### WHAT YOU NEED TO DO:
Read through the entries below and return each line with the word "text".

### Data records:
########

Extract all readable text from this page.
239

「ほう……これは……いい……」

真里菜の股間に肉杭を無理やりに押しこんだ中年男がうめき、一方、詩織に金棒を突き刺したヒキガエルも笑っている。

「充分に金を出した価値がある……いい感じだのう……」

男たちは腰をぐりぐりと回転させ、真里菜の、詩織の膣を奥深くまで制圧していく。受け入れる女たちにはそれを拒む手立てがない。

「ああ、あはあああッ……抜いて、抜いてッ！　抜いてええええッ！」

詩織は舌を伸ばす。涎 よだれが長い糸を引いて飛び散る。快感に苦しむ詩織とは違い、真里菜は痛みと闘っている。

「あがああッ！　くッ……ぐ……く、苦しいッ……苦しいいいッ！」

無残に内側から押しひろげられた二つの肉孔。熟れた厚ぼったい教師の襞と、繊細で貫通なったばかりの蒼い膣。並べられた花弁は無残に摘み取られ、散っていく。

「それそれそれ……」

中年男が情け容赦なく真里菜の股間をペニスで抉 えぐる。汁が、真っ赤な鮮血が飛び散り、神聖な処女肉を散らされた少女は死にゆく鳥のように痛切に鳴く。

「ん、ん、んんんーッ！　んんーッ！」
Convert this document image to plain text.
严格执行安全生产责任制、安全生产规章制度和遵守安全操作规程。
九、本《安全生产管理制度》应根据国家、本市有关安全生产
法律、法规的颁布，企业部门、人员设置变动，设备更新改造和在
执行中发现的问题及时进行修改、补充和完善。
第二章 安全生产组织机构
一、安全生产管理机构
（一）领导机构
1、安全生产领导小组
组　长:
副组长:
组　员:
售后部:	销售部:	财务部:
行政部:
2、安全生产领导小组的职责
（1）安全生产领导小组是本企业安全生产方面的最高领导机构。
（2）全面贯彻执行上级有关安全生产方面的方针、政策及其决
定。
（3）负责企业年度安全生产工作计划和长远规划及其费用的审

########

### WORKED ANSWER:
Extract all readable text from this page.
Convert this document image to plain text.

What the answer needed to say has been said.